# Goal:
Transcribe all records exactly.

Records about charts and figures
────────────────
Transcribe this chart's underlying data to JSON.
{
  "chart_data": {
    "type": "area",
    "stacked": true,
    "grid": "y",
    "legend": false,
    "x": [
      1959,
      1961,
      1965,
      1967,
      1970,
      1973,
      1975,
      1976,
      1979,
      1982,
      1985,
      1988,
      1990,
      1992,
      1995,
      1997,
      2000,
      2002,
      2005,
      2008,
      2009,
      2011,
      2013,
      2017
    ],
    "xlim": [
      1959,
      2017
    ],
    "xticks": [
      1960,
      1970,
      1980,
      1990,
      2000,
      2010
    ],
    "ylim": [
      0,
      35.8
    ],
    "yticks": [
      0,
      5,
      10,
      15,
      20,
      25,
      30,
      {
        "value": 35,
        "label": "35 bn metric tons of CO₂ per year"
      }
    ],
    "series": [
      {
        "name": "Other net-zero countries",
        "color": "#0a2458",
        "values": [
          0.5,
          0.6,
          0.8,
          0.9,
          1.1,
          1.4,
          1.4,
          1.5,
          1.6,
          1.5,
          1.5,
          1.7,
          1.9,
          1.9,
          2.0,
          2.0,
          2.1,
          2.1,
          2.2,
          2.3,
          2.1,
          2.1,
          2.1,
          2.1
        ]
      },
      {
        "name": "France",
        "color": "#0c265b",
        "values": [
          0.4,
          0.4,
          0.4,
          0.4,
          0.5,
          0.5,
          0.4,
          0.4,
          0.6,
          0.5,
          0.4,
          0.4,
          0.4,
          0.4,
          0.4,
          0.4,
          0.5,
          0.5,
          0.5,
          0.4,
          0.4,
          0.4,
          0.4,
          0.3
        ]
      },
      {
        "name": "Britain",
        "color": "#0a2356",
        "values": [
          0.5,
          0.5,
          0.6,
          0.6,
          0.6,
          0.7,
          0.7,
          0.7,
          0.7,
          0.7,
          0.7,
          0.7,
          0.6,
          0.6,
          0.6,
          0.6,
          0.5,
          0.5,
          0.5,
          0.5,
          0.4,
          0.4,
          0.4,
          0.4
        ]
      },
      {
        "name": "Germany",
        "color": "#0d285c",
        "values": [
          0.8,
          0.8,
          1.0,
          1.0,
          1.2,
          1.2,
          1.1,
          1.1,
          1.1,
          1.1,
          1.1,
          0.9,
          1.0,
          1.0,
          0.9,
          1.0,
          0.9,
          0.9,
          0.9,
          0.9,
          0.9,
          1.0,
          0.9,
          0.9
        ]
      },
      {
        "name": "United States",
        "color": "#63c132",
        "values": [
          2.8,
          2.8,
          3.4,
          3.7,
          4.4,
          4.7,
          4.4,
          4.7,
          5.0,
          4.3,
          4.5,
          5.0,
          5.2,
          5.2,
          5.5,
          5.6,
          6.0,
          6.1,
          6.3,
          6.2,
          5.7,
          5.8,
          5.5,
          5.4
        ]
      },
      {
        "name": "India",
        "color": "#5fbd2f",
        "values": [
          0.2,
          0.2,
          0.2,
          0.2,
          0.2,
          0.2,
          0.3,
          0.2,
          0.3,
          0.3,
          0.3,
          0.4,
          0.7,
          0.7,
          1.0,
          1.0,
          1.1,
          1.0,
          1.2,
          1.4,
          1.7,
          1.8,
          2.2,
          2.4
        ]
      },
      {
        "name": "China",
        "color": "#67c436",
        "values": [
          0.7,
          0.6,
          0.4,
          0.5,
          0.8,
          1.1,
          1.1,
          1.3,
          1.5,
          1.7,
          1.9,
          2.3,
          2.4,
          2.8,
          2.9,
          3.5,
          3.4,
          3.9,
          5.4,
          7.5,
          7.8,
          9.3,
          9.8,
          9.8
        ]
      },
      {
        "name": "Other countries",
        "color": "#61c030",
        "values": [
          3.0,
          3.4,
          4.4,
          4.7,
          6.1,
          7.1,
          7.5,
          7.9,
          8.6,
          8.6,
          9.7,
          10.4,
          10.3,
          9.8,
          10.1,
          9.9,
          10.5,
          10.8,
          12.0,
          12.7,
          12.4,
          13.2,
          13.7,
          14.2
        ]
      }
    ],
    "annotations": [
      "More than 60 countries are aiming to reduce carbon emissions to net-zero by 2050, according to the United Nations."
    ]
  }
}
────────────────
# Output below:
Transcribe this chart's underlying data to JSON.
{
  "chart_data": {
    "type": "area",
    "stacked": true,
    "grid": "y",
    "legend": false,
    "x": [
      1959,
      1961,
      1965,
      1967,
      1970,
      1973,
      1975,
      1976,
      1979,
      1982,
      1985,
      1988,
      1990,
      1992,
      1995,
      1997,
      2000,
      2002,
      2005,
      2008,
      2009,
      2011,
      2013,
      2017
    ],
    "xlim": [
      1959,
      2017
    ],
    "xticks": [
      1960,
      1970,
      1980,
      1990,
      2000,
      2010
    ],
    "ylim": [
      0,
      35.8
    ],
    "yticks": [
      0,
      5,
      10,
      15,
      20,
      25,
      30,
      {
        "value": 35,
        "label": "35 bn metric tons of CO₂ per year"
      }
    ],
    "series": [
      {
        "name": "Other net-zero countries",
        "color": "#0a2458",
        "values": [
          0.5,
          0.6,
          0.8,
          0.9,
          1.1,
          1.4,
          1.4,
          1.5,
          1.6,
          1.5,
          1.5,
          1.7,
          1.9,
          1.9,
          2.0,
          2.0,
          2.1,
          2.1,
          2.2,
          2.3,
          2.1,
          2.1,
          2.1,
          2.1
        ]
      },
      {
        "name": "France",
        "color": "#0c265b",
        "values": [
          0.4,
          0.4,
          0.4,
          0.4,
          0.5,
          0.5,
          0.4,
          0.4,
          0.6,
          0.5,
          0.4,
          0.4,
          0.4,
          0.4,
          0.4,
          0.4,
          0.5,
          0.5,
          0.5,
          0.4,
          0.4,
          0.4,
          0.4,
          0.3
        ]
      },
      {
        "name": "Britain",
        "color": "#0a2356",
        "values": [
          0.5,
          0.5,
          0.6,
          0.6,
          0.6,
          0.7,
          0.7,
          0.7,
          0.7,
          0.7,
          0.7,
          0.7,
          0.6,
          0.6,
          0.6,
          0.6,
          0.5,
          0.5,
          0.5,
          0.5,
          0.4,
          0.4,
          0.4,
          0.4
        ]
      },
      {
        "name": "Germany",
        "color": "#0d285c",
        "values": [
          0.8,
          0.8,
          1.0,
          1.0,
          1.2,
          1.2,
          1.1,
          1.1,
          1.1,
          1.1,
          1.1,
          0.9,
          1.0,
          1.0,
          0.9,
          1.0,
          0.9,
          0.9,
          0.9,
          0.9,
          0.9,
          1.0,
          0.9,
          0.9
        ]
      },
      {
        "name": "United States",
        "color": "#63c132",
        "values": [
          2.8,
          2.8,
          3.4,
          3.7,
          4.4,
          4.7,
          4.4,
          4.7,
          5.0,
          4.3,
          4.5,
          5.0,
          5.2,
          5.2,
          5.5,
          5.6,
          6.0,
          6.1,
          6.3,
          6.2,
          5.7,
          5.8,
          5.5,
          5.4
        ]
      },
      {
        "name": "India",
        "color": "#5fbd2f",
        "values": [
          0.2,
          0.2,
          0.2,
          0.2,
          0.2,
          0.2,
          0.3,
          0.2,
          0.3,
          0.3,
          0.3,
          0.4,
          0.7,
          0.7,
          1.0,
          1.0,
          1.1,
          1.0,
          1.2,
          1.4,
          1.7,
          1.8,
          2.2,
          2.4
        ]
      },
      {
        "name": "China",
        "color": "#67c436",
        "values": [
          0.7,
          0.6,
          0.4,
          0.5,
          0.8,
          1.1,
          1.1,
          1.3,
          1.5,
          1.7,
          1.9,
          2.3,
          2.4,
          2.8,
          2.9,
          3.5,
          3.4,
          3.9,
          5.4,
          7.5,
          7.8,
          9.3,
          9.8,
          9.8
        ]
      },
      {
        "name": "Other countries",
        "color": "#61c030",
        "values": [
          3.0,
          3.4,
          4.4,
          4.7,
          6.1,
          7.1,
          7.5,
          7.9,
          8.6,
          8.6,
          9.7,
          10.4,
          10.3,
          9.8,
          10.1,
          9.9,
          10.5,
          10.8,
          12.0,
          12.7,
          12.4,
          13.2,
          13.7,
          14.2
        ]
      }
    ],
    "annotations": [
      "More than 60 countries are aiming to reduce carbon emissions to net-zero by 2050, according to the United Nations."
    ]
  }
}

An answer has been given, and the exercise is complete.